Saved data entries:
------------------------------------------------------------------------

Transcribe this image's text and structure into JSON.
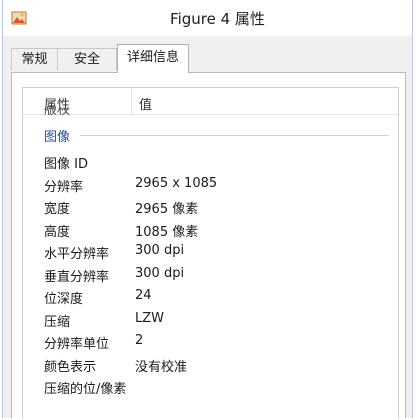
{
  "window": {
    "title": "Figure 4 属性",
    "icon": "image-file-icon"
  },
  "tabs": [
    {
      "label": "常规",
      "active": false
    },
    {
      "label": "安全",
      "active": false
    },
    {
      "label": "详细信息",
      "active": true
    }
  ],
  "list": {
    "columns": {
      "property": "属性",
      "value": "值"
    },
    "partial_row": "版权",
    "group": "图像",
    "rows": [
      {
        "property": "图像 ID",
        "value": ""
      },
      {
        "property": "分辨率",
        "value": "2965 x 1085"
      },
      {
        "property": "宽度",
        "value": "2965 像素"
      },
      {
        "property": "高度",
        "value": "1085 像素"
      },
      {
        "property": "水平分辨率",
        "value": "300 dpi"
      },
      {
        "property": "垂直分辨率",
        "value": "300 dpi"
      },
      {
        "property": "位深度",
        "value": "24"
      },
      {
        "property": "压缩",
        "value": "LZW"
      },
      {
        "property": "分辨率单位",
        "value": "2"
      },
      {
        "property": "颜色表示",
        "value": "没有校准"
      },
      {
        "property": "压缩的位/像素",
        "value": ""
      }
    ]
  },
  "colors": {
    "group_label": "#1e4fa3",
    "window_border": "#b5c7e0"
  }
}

------------------------------------------------------------------------

◆ **REQUEST**: Copy out the whole listing exactly, and don't carry over any pictures.

◆ **RESULT**:
Transcribe this image's text and structure into JSON.
{
  "window": {
    "title": "Figure 4 属性",
    "icon": "image-file-icon"
  },
  "tabs": [
    {
      "label": "常规",
      "active": false
    },
    {
      "label": "安全",
      "active": false
    },
    {
      "label": "详细信息",
      "active": true
    }
  ],
  "list": {
    "columns": {
      "property": "属性",
      "value": "值"
    },
    "partial_row": "版权",
    "group": "图像",
    "rows": [
      {
        "property": "图像 ID",
        "value": ""
      },
      {
        "property": "分辨率",
        "value": "2965 x 1085"
      },
      {
        "property": "宽度",
        "value": "2965 像素"
      },
      {
        "property": "高度",
        "value": "1085 像素"
      },
      {
        "property": "水平分辨率",
        "value": "300 dpi"
      },
      {
        "property": "垂直分辨率",
        "value": "300 dpi"
      },
      {
        "property": "位深度",
        "value": "24"
      },
      {
        "property": "压缩",
        "value": "LZW"
      },
      {
        "property": "分辨率单位",
        "value": "2"
      },
      {
        "property": "颜色表示",
        "value": "没有校准"
      },
      {
        "property": "压缩的位/像素",
        "value": ""
      }
    ]
  },
  "colors": {
    "group_label": "#1e4fa3",
    "window_border": "#b5c7e0"
  }
}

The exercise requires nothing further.